> **Problem requirements**
Count every line that holds the string "znění", and report the number alone.

(Part of a data file)
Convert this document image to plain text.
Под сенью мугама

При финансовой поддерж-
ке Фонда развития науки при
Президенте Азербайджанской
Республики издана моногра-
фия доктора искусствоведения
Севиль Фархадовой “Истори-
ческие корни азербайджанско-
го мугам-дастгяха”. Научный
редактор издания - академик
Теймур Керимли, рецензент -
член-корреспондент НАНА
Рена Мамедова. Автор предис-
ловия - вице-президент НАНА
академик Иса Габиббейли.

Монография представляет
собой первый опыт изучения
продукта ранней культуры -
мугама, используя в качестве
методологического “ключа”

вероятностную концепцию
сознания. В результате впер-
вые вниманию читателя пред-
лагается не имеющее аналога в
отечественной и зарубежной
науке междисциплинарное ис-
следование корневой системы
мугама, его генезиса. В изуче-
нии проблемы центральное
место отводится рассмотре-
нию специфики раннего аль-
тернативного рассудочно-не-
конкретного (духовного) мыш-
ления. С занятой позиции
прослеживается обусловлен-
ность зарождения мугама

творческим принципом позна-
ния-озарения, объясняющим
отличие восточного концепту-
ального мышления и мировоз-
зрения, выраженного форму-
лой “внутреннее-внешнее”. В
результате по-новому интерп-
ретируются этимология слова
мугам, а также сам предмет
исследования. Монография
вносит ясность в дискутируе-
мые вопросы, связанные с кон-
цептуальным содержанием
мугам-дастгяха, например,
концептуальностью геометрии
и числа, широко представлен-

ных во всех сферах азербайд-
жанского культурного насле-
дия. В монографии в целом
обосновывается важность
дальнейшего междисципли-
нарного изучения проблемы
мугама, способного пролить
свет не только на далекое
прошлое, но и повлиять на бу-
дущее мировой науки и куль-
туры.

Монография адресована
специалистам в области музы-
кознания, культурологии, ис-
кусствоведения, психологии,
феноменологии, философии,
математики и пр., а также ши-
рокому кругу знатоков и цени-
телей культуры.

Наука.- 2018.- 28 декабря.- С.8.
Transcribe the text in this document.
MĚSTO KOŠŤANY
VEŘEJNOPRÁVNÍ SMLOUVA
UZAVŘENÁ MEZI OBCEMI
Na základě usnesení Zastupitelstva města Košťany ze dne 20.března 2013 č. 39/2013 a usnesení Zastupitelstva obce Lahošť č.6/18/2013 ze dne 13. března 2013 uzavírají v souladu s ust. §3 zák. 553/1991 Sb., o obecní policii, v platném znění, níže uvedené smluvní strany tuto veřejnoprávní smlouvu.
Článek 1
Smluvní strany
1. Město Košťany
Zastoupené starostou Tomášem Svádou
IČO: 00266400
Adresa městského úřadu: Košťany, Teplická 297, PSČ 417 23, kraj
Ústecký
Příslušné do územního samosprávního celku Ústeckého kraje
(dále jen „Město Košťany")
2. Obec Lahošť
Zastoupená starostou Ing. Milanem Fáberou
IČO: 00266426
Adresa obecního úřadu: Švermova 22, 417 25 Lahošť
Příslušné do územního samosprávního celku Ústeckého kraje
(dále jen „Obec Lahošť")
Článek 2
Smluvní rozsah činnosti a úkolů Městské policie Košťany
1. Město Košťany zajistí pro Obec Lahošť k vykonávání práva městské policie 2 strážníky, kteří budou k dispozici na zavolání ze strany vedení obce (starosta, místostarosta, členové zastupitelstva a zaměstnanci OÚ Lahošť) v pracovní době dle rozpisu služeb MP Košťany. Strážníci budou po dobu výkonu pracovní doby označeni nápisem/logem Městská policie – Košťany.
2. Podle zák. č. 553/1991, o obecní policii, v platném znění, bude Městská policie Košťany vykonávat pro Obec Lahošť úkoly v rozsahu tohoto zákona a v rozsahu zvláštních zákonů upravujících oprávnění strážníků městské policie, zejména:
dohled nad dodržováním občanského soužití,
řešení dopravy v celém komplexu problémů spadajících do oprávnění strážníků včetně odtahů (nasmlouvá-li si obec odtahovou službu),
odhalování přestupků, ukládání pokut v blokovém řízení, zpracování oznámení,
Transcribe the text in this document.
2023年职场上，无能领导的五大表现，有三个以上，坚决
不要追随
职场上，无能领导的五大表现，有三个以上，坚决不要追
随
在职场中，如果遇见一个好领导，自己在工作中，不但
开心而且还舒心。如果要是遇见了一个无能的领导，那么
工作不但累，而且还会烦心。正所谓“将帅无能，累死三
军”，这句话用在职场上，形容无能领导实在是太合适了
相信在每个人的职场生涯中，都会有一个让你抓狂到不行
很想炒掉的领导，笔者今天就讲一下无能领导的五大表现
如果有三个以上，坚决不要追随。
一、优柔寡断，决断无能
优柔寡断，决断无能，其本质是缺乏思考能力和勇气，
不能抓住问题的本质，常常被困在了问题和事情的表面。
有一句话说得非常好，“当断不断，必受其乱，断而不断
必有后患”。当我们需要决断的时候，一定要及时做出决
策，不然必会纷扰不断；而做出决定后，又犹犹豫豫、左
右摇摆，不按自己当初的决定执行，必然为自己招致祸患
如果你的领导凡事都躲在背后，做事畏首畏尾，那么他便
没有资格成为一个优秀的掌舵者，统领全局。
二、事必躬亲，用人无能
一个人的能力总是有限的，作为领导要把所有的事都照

> **Complete output**
2